- Work item
Here is a listing; restate all of it exactly.

<<<<

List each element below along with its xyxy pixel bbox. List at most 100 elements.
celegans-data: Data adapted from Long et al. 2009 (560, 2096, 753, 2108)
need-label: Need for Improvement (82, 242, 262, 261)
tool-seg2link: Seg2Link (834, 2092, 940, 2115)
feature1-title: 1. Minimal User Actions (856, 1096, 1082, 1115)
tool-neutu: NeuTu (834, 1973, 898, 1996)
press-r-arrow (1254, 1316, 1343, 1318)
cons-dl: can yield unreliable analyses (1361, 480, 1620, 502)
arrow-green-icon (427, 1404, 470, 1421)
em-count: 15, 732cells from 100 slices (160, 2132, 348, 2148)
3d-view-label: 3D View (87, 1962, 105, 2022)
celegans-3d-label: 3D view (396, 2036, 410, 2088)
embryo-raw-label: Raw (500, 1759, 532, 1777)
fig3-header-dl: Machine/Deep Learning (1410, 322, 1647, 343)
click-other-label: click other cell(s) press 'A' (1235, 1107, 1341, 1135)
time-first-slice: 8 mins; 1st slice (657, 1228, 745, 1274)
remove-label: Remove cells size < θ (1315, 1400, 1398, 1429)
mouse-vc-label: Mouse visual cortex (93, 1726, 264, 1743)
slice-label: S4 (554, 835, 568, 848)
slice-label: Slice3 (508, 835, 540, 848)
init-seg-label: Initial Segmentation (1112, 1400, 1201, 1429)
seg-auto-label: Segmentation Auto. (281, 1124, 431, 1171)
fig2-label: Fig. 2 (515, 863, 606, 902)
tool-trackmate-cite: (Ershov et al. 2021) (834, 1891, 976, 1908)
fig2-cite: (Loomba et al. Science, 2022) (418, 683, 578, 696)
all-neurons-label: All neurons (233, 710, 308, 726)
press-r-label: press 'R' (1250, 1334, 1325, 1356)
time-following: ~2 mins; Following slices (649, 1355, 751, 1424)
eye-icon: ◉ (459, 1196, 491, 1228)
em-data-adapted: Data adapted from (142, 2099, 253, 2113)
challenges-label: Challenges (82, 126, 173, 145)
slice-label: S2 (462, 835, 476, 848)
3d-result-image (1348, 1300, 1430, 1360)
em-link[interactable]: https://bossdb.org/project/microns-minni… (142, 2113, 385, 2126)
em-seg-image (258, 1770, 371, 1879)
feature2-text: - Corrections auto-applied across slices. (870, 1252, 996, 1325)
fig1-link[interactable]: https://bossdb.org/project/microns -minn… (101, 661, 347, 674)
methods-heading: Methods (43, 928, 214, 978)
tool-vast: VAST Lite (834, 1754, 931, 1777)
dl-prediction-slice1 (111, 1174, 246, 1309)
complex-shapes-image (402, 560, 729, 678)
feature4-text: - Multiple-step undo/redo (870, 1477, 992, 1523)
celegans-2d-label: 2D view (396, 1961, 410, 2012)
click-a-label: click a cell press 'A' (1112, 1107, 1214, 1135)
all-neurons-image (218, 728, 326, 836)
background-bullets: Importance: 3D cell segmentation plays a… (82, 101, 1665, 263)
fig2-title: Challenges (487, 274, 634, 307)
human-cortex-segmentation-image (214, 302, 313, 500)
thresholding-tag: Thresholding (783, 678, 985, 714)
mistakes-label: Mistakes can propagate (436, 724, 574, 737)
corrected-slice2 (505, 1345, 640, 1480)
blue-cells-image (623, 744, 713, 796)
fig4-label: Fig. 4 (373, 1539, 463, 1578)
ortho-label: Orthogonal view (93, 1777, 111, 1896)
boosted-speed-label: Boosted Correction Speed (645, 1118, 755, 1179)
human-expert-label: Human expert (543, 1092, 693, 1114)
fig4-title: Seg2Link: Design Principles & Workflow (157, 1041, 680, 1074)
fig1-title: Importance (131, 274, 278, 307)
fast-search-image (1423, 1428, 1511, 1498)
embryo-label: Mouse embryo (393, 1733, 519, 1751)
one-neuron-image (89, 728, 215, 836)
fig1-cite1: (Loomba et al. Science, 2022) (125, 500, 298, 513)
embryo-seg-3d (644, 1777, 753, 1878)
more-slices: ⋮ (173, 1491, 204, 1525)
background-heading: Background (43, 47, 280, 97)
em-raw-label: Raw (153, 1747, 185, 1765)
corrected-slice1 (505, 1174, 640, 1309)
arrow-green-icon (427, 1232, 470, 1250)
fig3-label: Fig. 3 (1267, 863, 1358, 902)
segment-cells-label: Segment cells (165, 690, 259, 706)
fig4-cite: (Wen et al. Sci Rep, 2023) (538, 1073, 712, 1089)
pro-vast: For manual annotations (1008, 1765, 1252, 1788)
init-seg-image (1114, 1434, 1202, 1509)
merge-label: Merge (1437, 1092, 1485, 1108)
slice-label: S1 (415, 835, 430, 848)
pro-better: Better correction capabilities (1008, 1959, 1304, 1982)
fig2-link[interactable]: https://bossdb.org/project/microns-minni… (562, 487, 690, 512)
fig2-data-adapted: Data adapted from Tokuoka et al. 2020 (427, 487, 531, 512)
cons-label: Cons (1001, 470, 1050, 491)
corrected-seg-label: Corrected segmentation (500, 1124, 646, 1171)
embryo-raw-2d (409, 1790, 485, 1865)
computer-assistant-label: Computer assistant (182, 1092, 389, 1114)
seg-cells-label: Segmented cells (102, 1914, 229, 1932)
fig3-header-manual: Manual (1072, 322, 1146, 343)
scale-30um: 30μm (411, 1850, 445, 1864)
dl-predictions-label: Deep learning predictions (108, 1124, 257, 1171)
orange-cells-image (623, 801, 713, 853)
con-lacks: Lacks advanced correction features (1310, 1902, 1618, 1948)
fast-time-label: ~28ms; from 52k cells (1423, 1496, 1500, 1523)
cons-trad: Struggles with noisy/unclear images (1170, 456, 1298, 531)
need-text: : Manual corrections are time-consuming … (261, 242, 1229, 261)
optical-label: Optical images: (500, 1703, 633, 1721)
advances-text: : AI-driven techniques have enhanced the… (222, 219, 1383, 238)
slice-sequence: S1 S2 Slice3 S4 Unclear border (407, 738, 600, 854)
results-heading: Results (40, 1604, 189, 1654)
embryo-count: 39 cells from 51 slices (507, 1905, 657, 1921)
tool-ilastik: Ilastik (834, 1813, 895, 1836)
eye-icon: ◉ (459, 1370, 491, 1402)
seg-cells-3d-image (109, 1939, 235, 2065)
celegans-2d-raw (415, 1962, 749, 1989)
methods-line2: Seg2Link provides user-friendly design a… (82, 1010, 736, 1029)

>>>>

- Answer to the exercise
List each element below along with its xyxy pixel bbox. List at most 100 elements.
celegans-data: Data adapted from Long et al. 2009 (560, 2096, 753, 2108)
need-label: Need for Improvement (82, 242, 262, 261)
tool-seg2link: Seg2Link (834, 2092, 940, 2115)
feature1-title: 1. Minimal User Actions (856, 1096, 1082, 1115)
tool-neutu: NeuTu (834, 1973, 898, 1996)
press-r-arrow (1254, 1316, 1343, 1318)
cons-dl: can yield unreliable analyses (1361, 480, 1620, 502)
arrow-green-icon (427, 1404, 470, 1421)
em-count: 15, 732cells from 100 slices (160, 2132, 348, 2148)
3d-view-label: 3D View (87, 1962, 105, 2022)
celegans-3d-label: 3D view (396, 2036, 410, 2088)
embryo-raw-label: Raw (500, 1759, 532, 1777)
fig3-header-dl: Machine/Deep Learning (1410, 322, 1647, 343)
click-other-label: click other cell(s) press 'A' (1235, 1107, 1341, 1135)
time-first-slice: 8 mins; 1st slice (657, 1228, 745, 1274)
remove-label: Remove cells size < θ (1315, 1400, 1398, 1429)
mouse-vc-label: Mouse visual cortex (93, 1726, 264, 1743)
slice-label: S4 (554, 835, 568, 848)
slice-label: Slice3 (508, 835, 540, 848)
init-seg-label: Initial Segmentation (1112, 1400, 1201, 1429)
seg-auto-label: Segmentation Auto. (281, 1124, 431, 1171)
fig2-label: Fig. 2 (515, 863, 606, 902)
tool-trackmate-cite: (Ershov et al. 2021) (834, 1891, 976, 1908)
fig2-cite: (Loomba et al. Science, 2022) (418, 683, 578, 696)
all-neurons-label: All neurons (233, 710, 308, 726)
press-r-label: press 'R' (1250, 1334, 1325, 1356)
time-following: ~2 mins; Following slices (649, 1355, 751, 1424)
eye-icon: ◉ (459, 1196, 491, 1228)
em-data-adapted: Data adapted from (142, 2099, 253, 2113)
challenges-label: Challenges (82, 126, 173, 145)
slice-label: S2 (462, 835, 476, 848)
3d-result-image (1348, 1300, 1430, 1360)
em-link[interactable]: https://bossdb.org/project/microns-minni… (142, 2113, 385, 2126)
em-seg-image (258, 1770, 371, 1879)
feature2-text: - Corrections auto-applied across slices. (870, 1252, 996, 1325)
fig1-link[interactable]: https://bossdb.org/project/microns -minn… (101, 661, 347, 674)
methods-heading: Methods (43, 928, 214, 978)
tool-vast: VAST Lite (834, 1754, 931, 1777)
dl-prediction-slice1 (111, 1174, 246, 1309)
complex-shapes-image (402, 560, 729, 678)
feature4-text: - Multiple-step undo/redo (870, 1477, 992, 1523)
celegans-2d-label: 2D view (396, 1961, 410, 2012)
click-a-label: click a cell press 'A' (1112, 1107, 1214, 1135)
all-neurons-image (218, 728, 326, 836)
background-bullets: Importance: 3D cell segmentation plays a… (82, 101, 1665, 263)
fig2-title: Challenges (487, 274, 634, 307)
human-cortex-segmentation-image (214, 302, 313, 500)
thresholding-tag: Thresholding (783, 678, 985, 714)
mistakes-label: Mistakes can propagate (436, 724, 574, 737)
corrected-slice2 (505, 1345, 640, 1480)
blue-cells-image (623, 744, 713, 796)
fig4-label: Fig. 4 (373, 1539, 463, 1578)
ortho-label: Orthogonal view (93, 1777, 111, 1896)
boosted-speed-label: Boosted Correction Speed (645, 1118, 755, 1179)
human-expert-label: Human expert (543, 1092, 693, 1114)
fig4-title: Seg2Link: Design Principles & Workflow (157, 1041, 680, 1074)
fig1-title: Importance (131, 274, 278, 307)
fast-search-image (1423, 1428, 1511, 1498)
embryo-label: Mouse embryo (393, 1733, 519, 1751)
one-neuron-image (89, 728, 215, 836)
fig1-cite1: (Loomba et al. Science, 2022) (125, 500, 298, 513)
embryo-seg-3d (644, 1777, 753, 1878)
more-slices: ⋮ (173, 1491, 204, 1525)
background-heading: Background (43, 47, 280, 97)
em-raw-label: Raw (153, 1747, 185, 1765)
corrected-slice1 (505, 1174, 640, 1309)
arrow-green-icon (427, 1232, 470, 1250)
fig3-label: Fig. 3 (1267, 863, 1358, 902)
segment-cells-label: Segment cells (165, 690, 259, 706)
fig4-cite: (Wen et al. Sci Rep, 2023) (538, 1073, 712, 1089)
pro-vast: For manual annotations (1008, 1765, 1252, 1788)
init-seg-image (1114, 1434, 1202, 1509)
merge-label: Merge (1437, 1092, 1485, 1108)
slice-label: S1 (415, 835, 430, 848)
pro-better: Better correction capabilities (1008, 1959, 1304, 1982)
fig2-link[interactable]: https://bossdb.org/project/microns-minni… (562, 487, 690, 512)
fig2-data-adapted: Data adapted from Tokuoka et al. 2020 (427, 487, 531, 512)
cons-label: Cons (1001, 470, 1050, 491)
corrected-seg-label: Corrected segmentation (500, 1124, 646, 1171)
embryo-raw-2d (409, 1790, 485, 1865)
computer-assistant-label: Computer assistant (182, 1092, 389, 1114)
seg-cells-label: Segmented cells (102, 1914, 229, 1932)
fig3-header-manual: Manual (1072, 322, 1146, 343)
scale-30um: 30μm (411, 1850, 445, 1864)
dl-predictions-label: Deep learning predictions (108, 1124, 257, 1171)
orange-cells-image (623, 801, 713, 853)
con-lacks: Lacks advanced correction features (1310, 1902, 1618, 1948)
fast-time-label: ~28ms; from 52k cells (1423, 1496, 1500, 1523)
cons-trad: Struggles with noisy/unclear images (1170, 456, 1298, 531)
need-text: : Manual corrections are time-consuming … (261, 242, 1229, 261)
optical-label: Optical images: (500, 1703, 633, 1721)
advances-text: : AI-driven techniques have enhanced the… (222, 219, 1383, 238)
slice-sequence: S1 S2 Slice3 S4 Unclear border (407, 738, 600, 854)
results-heading: Results (40, 1604, 189, 1654)
embryo-count: 39 cells from 51 slices (507, 1905, 657, 1921)
tool-ilastik: Ilastik (834, 1813, 895, 1836)
eye-icon: ◉ (459, 1370, 491, 1402)
seg-cells-3d-image (109, 1939, 235, 2065)
celegans-2d-raw (415, 1962, 749, 1989)
methods-line2: Seg2Link provides user-friendly design a… (82, 1010, 736, 1029)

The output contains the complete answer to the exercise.